#### Source data
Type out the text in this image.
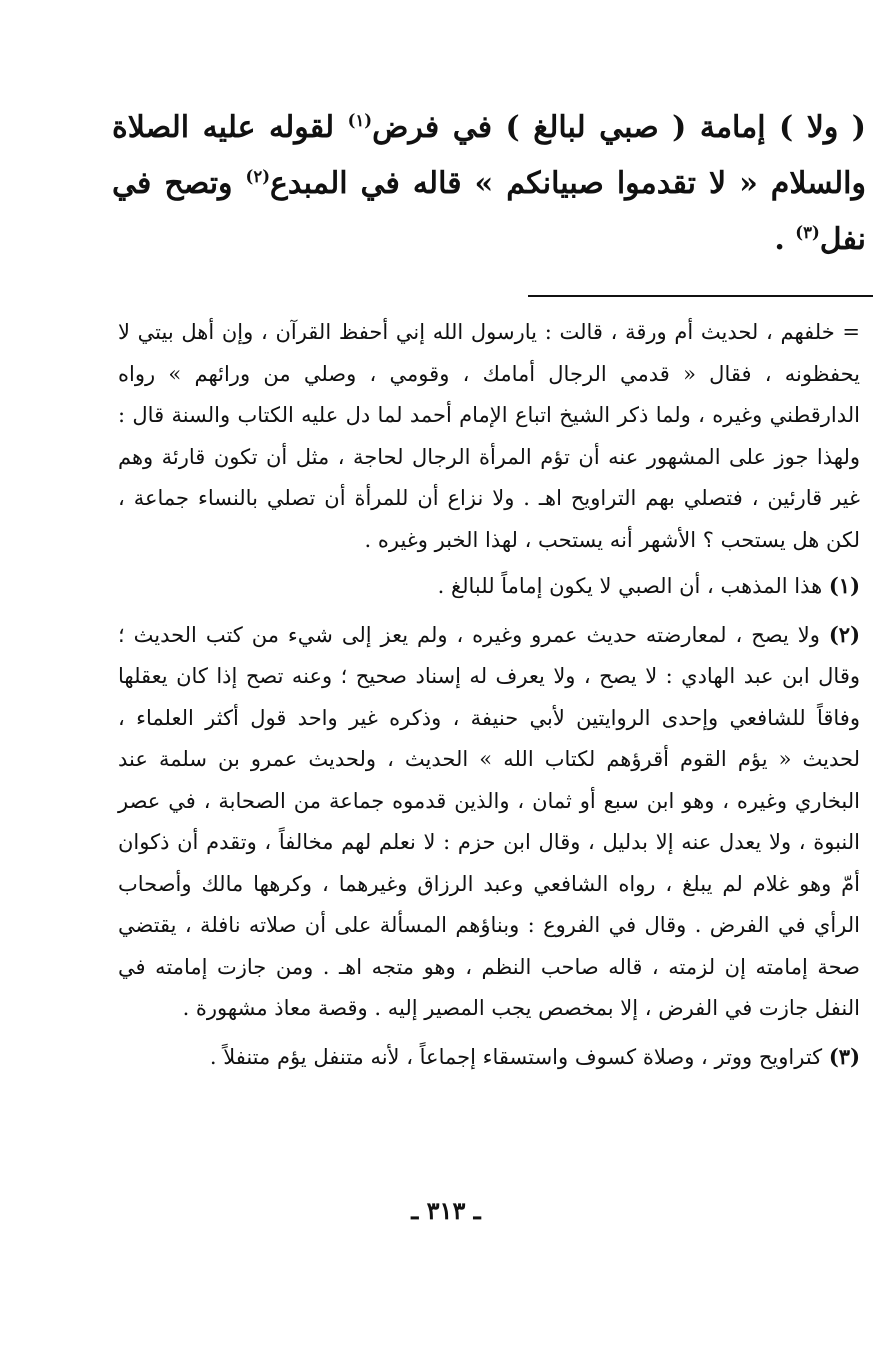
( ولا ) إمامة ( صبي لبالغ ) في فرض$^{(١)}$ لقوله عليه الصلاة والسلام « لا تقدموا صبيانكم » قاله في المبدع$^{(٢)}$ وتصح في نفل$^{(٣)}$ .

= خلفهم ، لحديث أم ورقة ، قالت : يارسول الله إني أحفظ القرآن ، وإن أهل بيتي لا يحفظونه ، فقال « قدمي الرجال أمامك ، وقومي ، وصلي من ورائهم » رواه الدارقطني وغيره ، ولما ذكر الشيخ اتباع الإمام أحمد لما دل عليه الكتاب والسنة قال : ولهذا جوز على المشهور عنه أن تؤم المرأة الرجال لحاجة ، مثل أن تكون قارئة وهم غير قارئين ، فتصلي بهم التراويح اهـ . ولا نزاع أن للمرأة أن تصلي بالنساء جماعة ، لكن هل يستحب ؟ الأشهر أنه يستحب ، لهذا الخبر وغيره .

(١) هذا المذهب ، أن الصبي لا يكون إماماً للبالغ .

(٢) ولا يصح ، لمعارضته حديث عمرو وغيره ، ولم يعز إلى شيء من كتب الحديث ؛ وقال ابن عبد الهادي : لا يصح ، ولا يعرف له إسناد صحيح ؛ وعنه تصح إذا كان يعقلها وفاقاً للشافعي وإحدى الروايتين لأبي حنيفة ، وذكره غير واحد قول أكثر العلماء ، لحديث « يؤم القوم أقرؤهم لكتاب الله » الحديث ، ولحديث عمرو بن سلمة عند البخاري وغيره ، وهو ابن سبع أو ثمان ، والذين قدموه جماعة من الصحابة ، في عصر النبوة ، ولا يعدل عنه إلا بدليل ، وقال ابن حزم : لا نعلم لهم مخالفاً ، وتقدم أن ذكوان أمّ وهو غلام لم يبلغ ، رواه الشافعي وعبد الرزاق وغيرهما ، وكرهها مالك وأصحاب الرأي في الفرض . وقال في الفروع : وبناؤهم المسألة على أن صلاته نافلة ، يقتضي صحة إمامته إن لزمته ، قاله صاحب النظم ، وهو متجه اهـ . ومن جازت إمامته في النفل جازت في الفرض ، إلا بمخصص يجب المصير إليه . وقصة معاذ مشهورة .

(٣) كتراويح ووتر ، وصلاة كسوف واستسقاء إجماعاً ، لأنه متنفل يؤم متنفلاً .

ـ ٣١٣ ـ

--

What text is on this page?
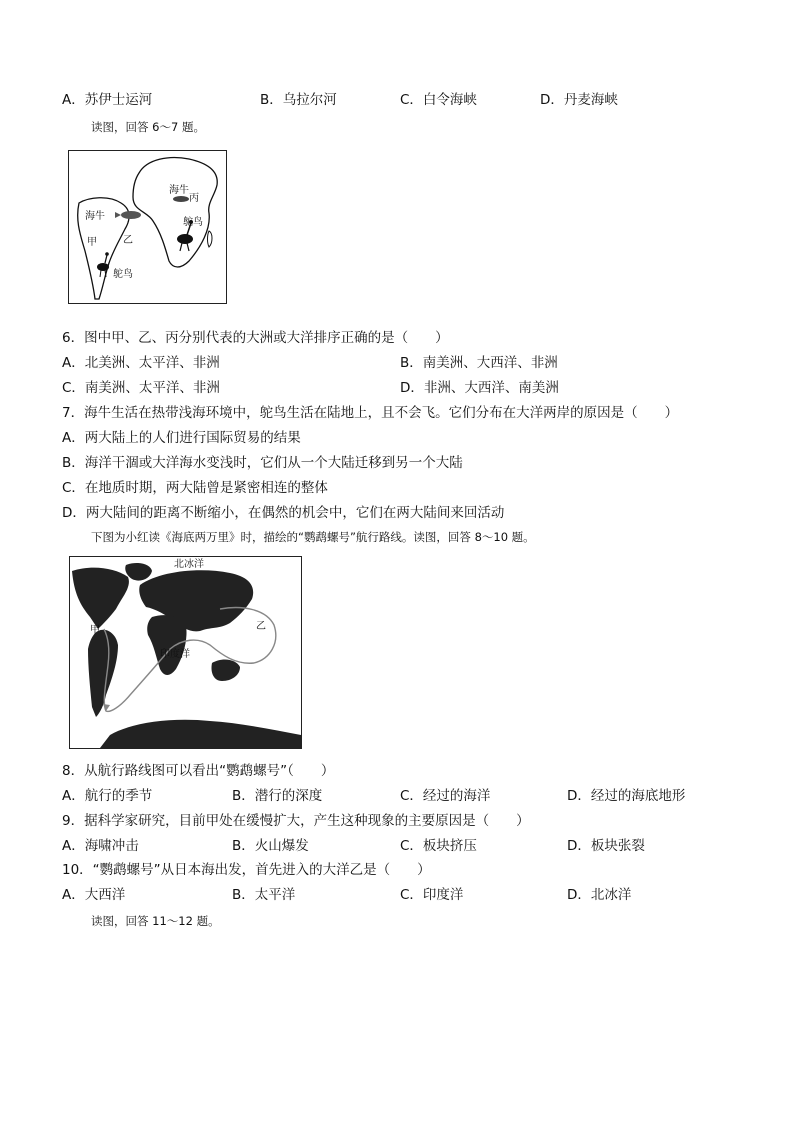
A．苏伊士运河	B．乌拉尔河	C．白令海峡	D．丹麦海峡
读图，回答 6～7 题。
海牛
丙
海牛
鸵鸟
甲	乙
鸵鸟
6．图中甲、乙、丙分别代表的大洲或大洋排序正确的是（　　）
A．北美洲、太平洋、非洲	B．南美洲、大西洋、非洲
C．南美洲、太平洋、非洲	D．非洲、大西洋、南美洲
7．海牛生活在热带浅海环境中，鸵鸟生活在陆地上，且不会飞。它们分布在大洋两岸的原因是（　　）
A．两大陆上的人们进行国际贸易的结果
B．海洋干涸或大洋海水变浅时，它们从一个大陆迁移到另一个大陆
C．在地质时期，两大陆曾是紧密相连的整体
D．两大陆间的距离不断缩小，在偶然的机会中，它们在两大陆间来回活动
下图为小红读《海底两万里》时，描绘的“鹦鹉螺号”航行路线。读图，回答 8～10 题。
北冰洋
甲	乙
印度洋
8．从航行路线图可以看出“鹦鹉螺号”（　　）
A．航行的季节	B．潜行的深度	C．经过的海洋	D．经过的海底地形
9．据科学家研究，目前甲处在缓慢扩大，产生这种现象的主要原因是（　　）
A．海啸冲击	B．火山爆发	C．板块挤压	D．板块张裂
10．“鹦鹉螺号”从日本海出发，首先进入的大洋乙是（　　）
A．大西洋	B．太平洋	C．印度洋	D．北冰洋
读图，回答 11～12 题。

#### Set task
In the entries above, identify each line that includes the string "text", then copy it.

#### Answer for the task
Type out the text in this image.
What text is on this page?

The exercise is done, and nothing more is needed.